### Work to do
Copy out the part of the material that opens with the line containing "label-33: 33 — [875, 34, 915, 79]" and runs through the end of the material, swapping "label-91" for "label-19" and leaving everything else unchanged.

:: Data ::

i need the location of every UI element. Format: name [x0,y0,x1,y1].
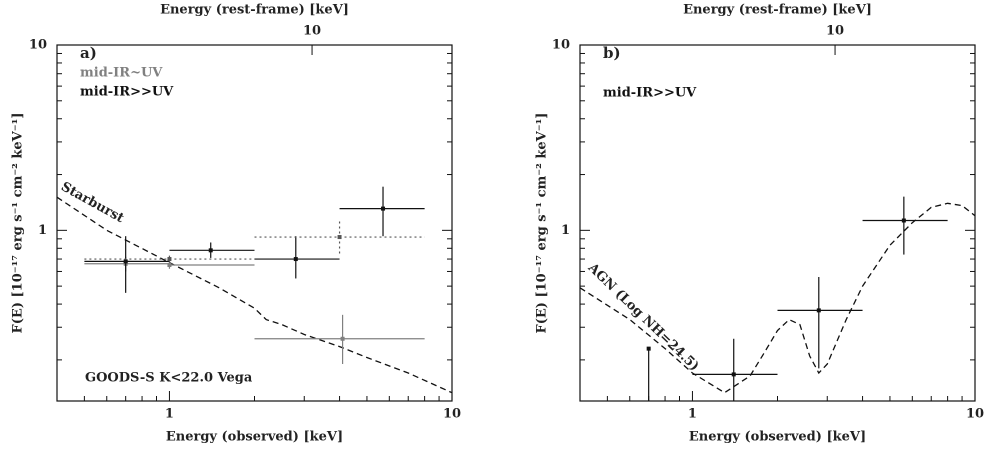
x-tick-label: 10 [966,407,984,422]
data-point [646,346,651,351]
x-axis-title: Energy (observed) [keV] [166,430,343,445]
x-tick-label: 1 [688,407,697,422]
y-tick-label: 10 [29,38,47,53]
y-tick-label: 1 [561,223,570,238]
data-point [731,372,736,377]
data-point [167,257,172,262]
legend-entry: mid-IR~UV [80,66,163,81]
data-point [381,206,386,211]
data-point [293,257,298,262]
y-axis-title: F(E) [10⁻¹⁷ erg s⁻¹ cm⁻² keV⁻¹] [535,113,550,334]
panel-label: a) [80,44,97,62]
y-axis-title: F(E) [10⁻¹⁷ erg s⁻¹ cm⁻² keV⁻¹] [11,113,26,334]
data-point [901,218,906,223]
data-point [167,263,172,268]
y-tick-label: 1 [38,223,47,238]
model-curve [579,202,976,394]
x-axis-title: Energy (observed) [keV] [689,430,866,445]
annotation: GOODS-S K<22.0 Vega [85,371,253,386]
top-axis-title: Energy (rest-frame) [keV] [683,3,872,18]
x-tick-label: 1 [165,407,174,422]
annotation: Starburst [58,179,126,226]
data-point [208,248,213,253]
model-curve [56,196,453,394]
x2-tick-label: 10 [303,24,321,39]
data-point [340,336,345,341]
x-tick-label: 10 [443,407,461,422]
data-point [816,308,821,313]
annotation: AGN (Log NH=24.5) [584,260,702,374]
legend-entry: mid-IR>>UV [603,86,697,101]
y-tick-label: 10 [552,38,570,53]
x2-tick-label: 10 [826,24,844,39]
data-point [123,259,128,264]
top-axis-title: Energy (rest-frame) [keV] [160,3,349,18]
legend-entry: mid-IR>>UV [80,85,174,100]
data-point [337,235,342,240]
panel-label: b) [603,44,621,62]
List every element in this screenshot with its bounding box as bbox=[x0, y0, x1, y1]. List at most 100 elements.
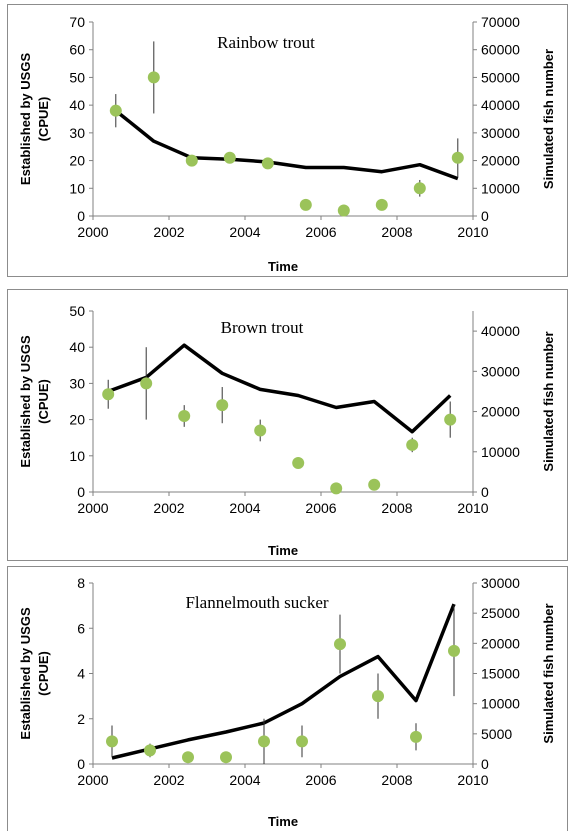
right-y-tick-label: 30000 bbox=[481, 575, 520, 591]
right-y-tick-label: 40000 bbox=[481, 323, 520, 339]
right-y-tick-label: 70000 bbox=[481, 14, 520, 30]
x-tick-label: 2000 bbox=[77, 500, 108, 516]
left-y-axis-title-line-1: Established by USGS bbox=[18, 53, 33, 186]
left-y-tick-label: 30 bbox=[69, 125, 85, 141]
right-y-tick-label: 20000 bbox=[481, 153, 520, 169]
right-y-tick-label: 40000 bbox=[481, 97, 520, 113]
observed-cpue-point bbox=[406, 438, 419, 451]
left-y-tick-label: 50 bbox=[69, 69, 85, 85]
observed-cpue-point bbox=[144, 744, 156, 757]
left-y-tick-label: 0 bbox=[77, 484, 85, 500]
right-y-tick-label: 10000 bbox=[481, 444, 520, 460]
observed-cpue-point bbox=[106, 735, 118, 748]
right-y-axis-title: Simulated fish number bbox=[541, 603, 556, 743]
observed-cpue-point bbox=[299, 198, 312, 211]
right-y-tick-label: 10000 bbox=[481, 696, 520, 712]
x-tick-label: 2008 bbox=[381, 772, 412, 788]
x-tick-label: 2010 bbox=[457, 500, 488, 516]
observed-cpue-point bbox=[223, 151, 236, 164]
right-y-tick-label: 15000 bbox=[481, 666, 520, 682]
chart-title: Rainbow trout bbox=[217, 33, 315, 52]
x-axis-title: Time bbox=[268, 543, 298, 558]
x-tick-label: 2004 bbox=[229, 772, 260, 788]
left-y-tick-label: 6 bbox=[77, 620, 85, 636]
x-tick-label: 2008 bbox=[381, 500, 412, 516]
left-y-tick-label: 60 bbox=[69, 42, 85, 58]
right-y-tick-label: 10000 bbox=[481, 180, 520, 196]
left-y-tick-label: 0 bbox=[77, 208, 85, 224]
left-y-tick-label: 40 bbox=[69, 339, 85, 355]
observed-cpue-point bbox=[292, 457, 305, 470]
right-y-tick-label: 30000 bbox=[481, 125, 520, 141]
right-y-tick-label: 30000 bbox=[481, 363, 520, 379]
left-y-axis-title-line-2: (CPUE) bbox=[36, 651, 51, 696]
observed-cpue-point bbox=[368, 478, 381, 491]
observed-cpue-point bbox=[216, 399, 229, 412]
left-y-axis-title-line-1: Established by USGS bbox=[18, 335, 33, 468]
simulated-fish-line bbox=[114, 109, 459, 181]
left-y-axis-title-line-2: (CPUE) bbox=[36, 97, 51, 142]
left-y-tick-label: 8 bbox=[77, 575, 85, 591]
x-tick-label: 2004 bbox=[229, 224, 260, 240]
observed-cpue-point bbox=[451, 151, 464, 164]
left-y-tick-label: 20 bbox=[69, 153, 85, 169]
left-y-tick-label: 40 bbox=[69, 97, 85, 113]
observed-cpue-point bbox=[448, 644, 460, 657]
observed-cpue-point bbox=[254, 424, 267, 437]
x-tick-label: 2010 bbox=[457, 224, 488, 240]
left-y-tick-label: 10 bbox=[69, 448, 85, 464]
right-y-tick-label: 60000 bbox=[481, 42, 520, 58]
right-y-tick-label: 0 bbox=[481, 756, 489, 772]
observed-cpue-point bbox=[261, 157, 274, 170]
right-y-axis-title: Simulated fish number bbox=[541, 331, 556, 471]
left-y-tick-label: 4 bbox=[77, 666, 85, 682]
left-y-tick-label: 20 bbox=[69, 412, 85, 428]
right-y-tick-label: 0 bbox=[481, 208, 489, 224]
observed-cpue-point bbox=[410, 730, 422, 743]
observed-cpue-point bbox=[258, 735, 270, 748]
chart-title: Brown trout bbox=[221, 318, 304, 337]
chart-panel-3: 0 2 4 6 8 0 5000 10000 15000 20000 25000 30000 2000 2… bbox=[7, 566, 568, 831]
panel-frame bbox=[7, 566, 568, 831]
observed-cpue-point bbox=[178, 409, 191, 422]
left-y-tick-label: 30 bbox=[69, 375, 85, 391]
observed-cpue-point bbox=[413, 182, 426, 195]
chart-title: Flannelmouth sucker bbox=[185, 593, 328, 612]
observed-cpue-point bbox=[330, 482, 343, 495]
x-tick-label: 2010 bbox=[457, 772, 488, 788]
left-y-tick-label: 70 bbox=[69, 14, 85, 30]
observed-cpue-point bbox=[334, 638, 346, 651]
left-y-tick-label: 2 bbox=[77, 711, 85, 727]
observed-cpue-point bbox=[337, 204, 350, 217]
x-axis-title: Time bbox=[268, 814, 298, 829]
observed-cpue-point bbox=[147, 71, 160, 84]
right-y-axis-title: Simulated fish number bbox=[541, 49, 556, 189]
left-y-axis-title-line-1: Established by USGS bbox=[18, 607, 33, 740]
left-y-tick-label: 0 bbox=[77, 756, 85, 772]
chart-panel-1: 0 10 20 30 40 50 60 70 0 10000 20000 30000 40000 5000… bbox=[7, 4, 568, 277]
x-tick-label: 2002 bbox=[153, 772, 184, 788]
x-tick-label: 2006 bbox=[305, 224, 336, 240]
x-axis-title: Time bbox=[268, 259, 298, 274]
observed-cpue-point bbox=[102, 388, 115, 401]
right-y-tick-label: 5000 bbox=[481, 726, 512, 742]
right-y-tick-label: 25000 bbox=[481, 605, 520, 621]
observed-cpue-point bbox=[182, 751, 194, 764]
panel-frame bbox=[7, 289, 568, 561]
observed-cpue-point bbox=[220, 751, 232, 764]
left-y-tick-label: 50 bbox=[69, 303, 85, 319]
x-tick-label: 2000 bbox=[77, 772, 108, 788]
observed-cpue-point bbox=[375, 198, 388, 211]
x-tick-label: 2002 bbox=[153, 500, 184, 516]
observed-cpue-point bbox=[444, 413, 457, 426]
simulated-fish-line bbox=[111, 603, 456, 760]
left-y-tick-label: 10 bbox=[69, 180, 85, 196]
right-y-tick-label: 20000 bbox=[481, 404, 520, 420]
observed-cpue-point bbox=[109, 104, 122, 117]
x-tick-label: 2006 bbox=[305, 500, 336, 516]
x-tick-label: 2008 bbox=[381, 224, 412, 240]
observed-cpue-point bbox=[372, 690, 384, 703]
chart-panel-2: 0 10 20 30 40 50 0 10000 20000 30000 40000 2000 2002… bbox=[7, 289, 568, 561]
panel-frame bbox=[7, 4, 568, 277]
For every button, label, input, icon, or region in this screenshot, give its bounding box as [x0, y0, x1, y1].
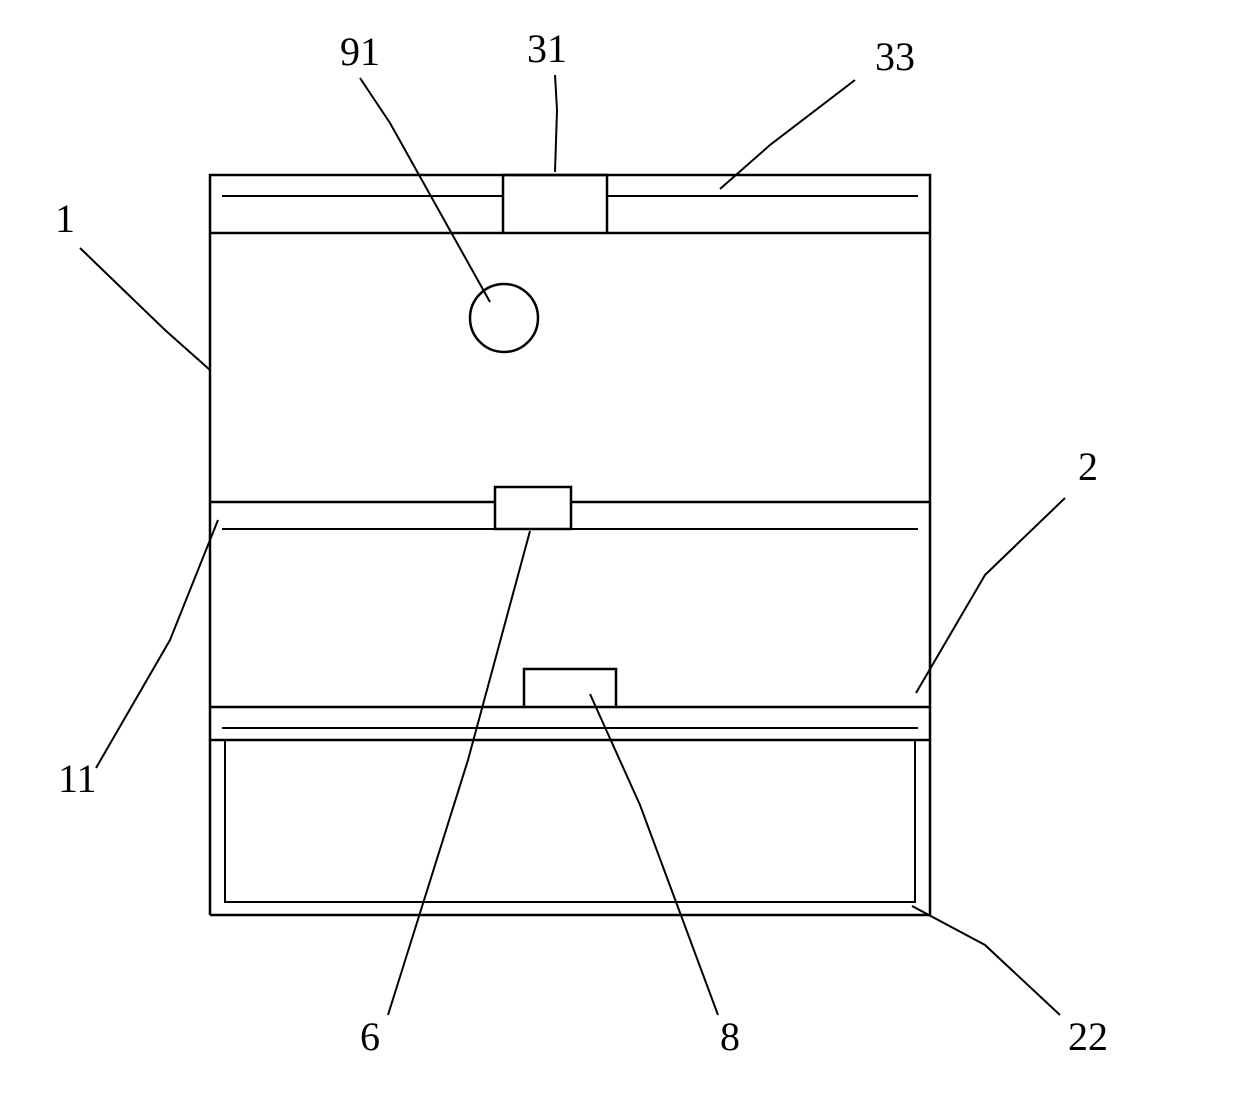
label-33: 33 — [875, 34, 915, 79]
label-8: 8 — [720, 1014, 740, 1059]
label-1: 1 — [55, 196, 75, 241]
label-2: 2 — [1078, 444, 1098, 489]
label-31: 31 — [527, 26, 567, 71]
label-6: 6 — [360, 1014, 380, 1059]
label-11: 11 — [58, 756, 97, 801]
label-91: 91 — [340, 29, 380, 74]
label-22: 22 — [1068, 1014, 1108, 1059]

:::

### Answer for the task
label-33: 33 — [875, 34, 915, 79]
label-8: 8 — [720, 1014, 740, 1059]
label-1: 1 — [55, 196, 75, 241]
label-2: 2 — [1078, 444, 1098, 489]
label-31: 31 — [527, 26, 567, 71]
label-6: 6 — [360, 1014, 380, 1059]
label-11: 11 — [58, 756, 97, 801]
label-19: 91 — [340, 29, 380, 74]
label-22: 22 — [1068, 1014, 1108, 1059]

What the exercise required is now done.